What you need to do: Copy out the passage below on condors, lead ammunition and wind farms word for word, from beginning to end.

Supplied passage:
Lead is, in fact, a killer. In December, 2007 the California Department of Fish and Game prohibited the use of projectiles containing lead for hunting, since condors were eating carcasses left in the field by hunters and ingesting lead bullet fragments. Wounded animals that escaped would go off and die only to be eaten later by Condors. Scientists found very high levels of lead in some of the sick and dying condors. Similarly in Spain, dangerous levels of lead were also found in the Griffon Vulture.

Yet nothing is said about the possibility of condors also crashing into the blades of California’s largest prop turbine wind farms. Pacheco Pass and Tehachapi Pass are both are located within the condor’s home range and both have been in operation for decades.

It seems there might be an industry cover-up here, doesn’t it?

In response to increasing losses of reintroduced condors and the growing number of unexplained deaths and disappearances, The Ventana Wilderness Society initiated an intensive (weekly) aerial GPS tracking program for all condors in California, beginning in fall of 2000, to augment the ongoing ground-tracking effort. Some of the satellite tracking is shown in the image provided.

The image shows a history of condor sightings in the habitat occupied by the Tehachapi Pass Wind farm. (Wiegand: private correspondence.)

An August 2008 report, “Status of the California Condor and Efforts to Achieve its Recovery”, concluded that the California condor, rescued from extinction in an elaborate and expensive recovery effort, “. . . can't survive on its own without a ban on lead ammunition across its vast western ranges.” The report on these majestic scavengers was prepared by the AOU Committee on Conservation, California Condor Blue Ribbon Panel, A Joint Initiative of The American Ornithologists’ Union and Audubon California.

Provided material:
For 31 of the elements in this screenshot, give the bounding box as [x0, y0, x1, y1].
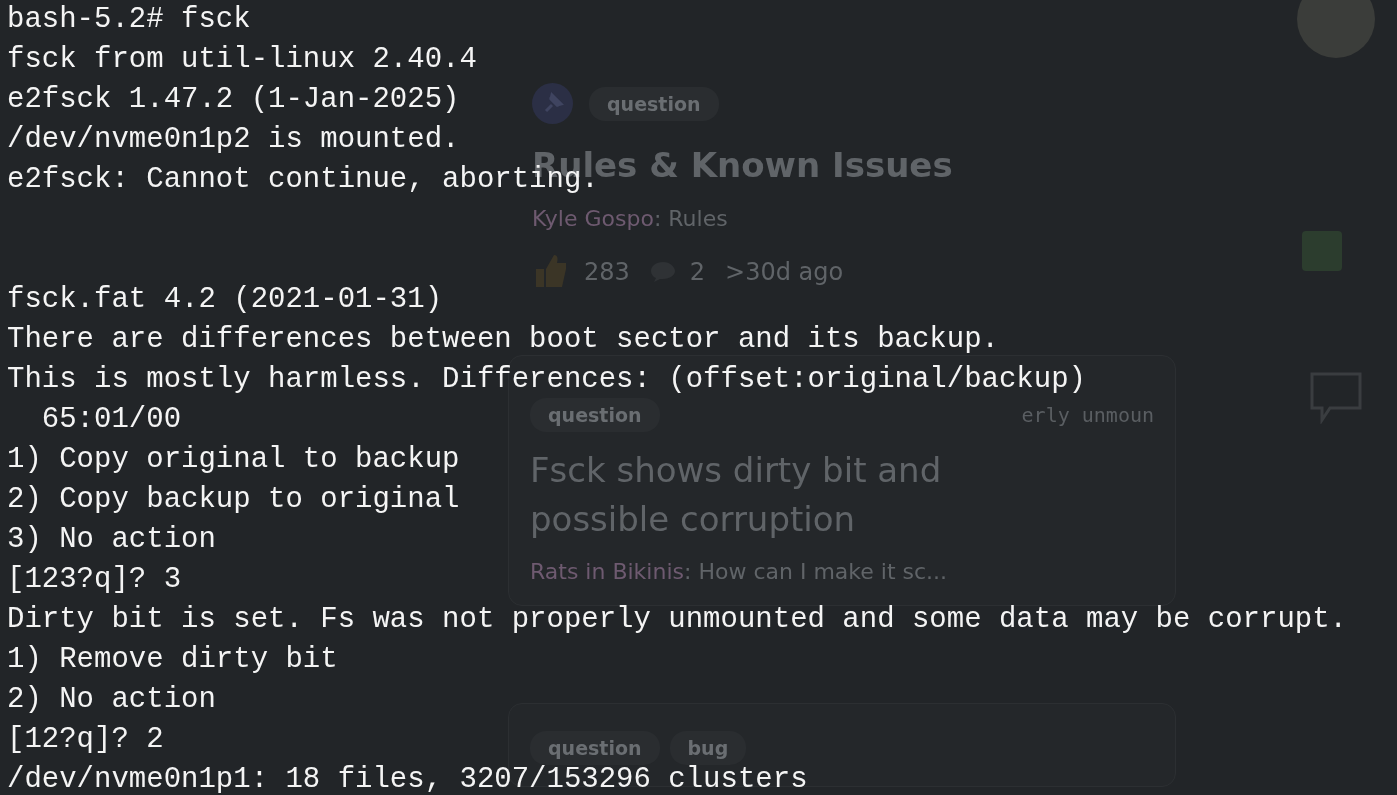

Result:
Lead is, in fact, a killer. In December, 2007 the California Department of Fish and Game prohibited the use of projectiles containing lead for hunting, since condors were eating carcasses left in the field by hunters and ingesting lead bullet fragments. Wounded animals that escaped would go off and die only to be eaten later by Condors. Scientists found very high levels of lead in some of the sick and dying condors. Similarly in Spain, dangerous levels of lead were also found in the Griffon Vulture.

Yet nothing is said about the possibility of condors also crashing into the blades of California’s largest prop turbine wind farms. Pacheco Pass and Tehachapi Pass are both are located within the condor’s home range and both have been in operation for decades.

It seems there might be an industry cover-up here, doesn’t it?

In response to increasing losses of reintroduced condors and the growing number of unexplained deaths and disappearances, The Ventana Wilderness Society initiated an intensive (weekly) aerial GPS tracking program for all condors in California, beginning in fall of 2000, to augment the ongoing ground-tracking effort. Some of the satellite tracking is shown in the image provided.

The image shows a history of condor sightings in the habitat occupied by the Tehachapi Pass Wind farm. (Wiegand: private correspondence.)

An August 2008 report, “Status of the California Condor and Efforts to Achieve its Recovery”, concluded that the California condor, rescued from extinction in an elaborate and expensive recovery effort, “. . . can't survive on its own without a ban on lead ammunition across its vast western ranges.” The report on these majestic scavengers was prepared by the AOU Committee on Conservation, California Condor Blue Ribbon Panel, A Joint Initiative of The American Ornithologists’ Union and Audubon California.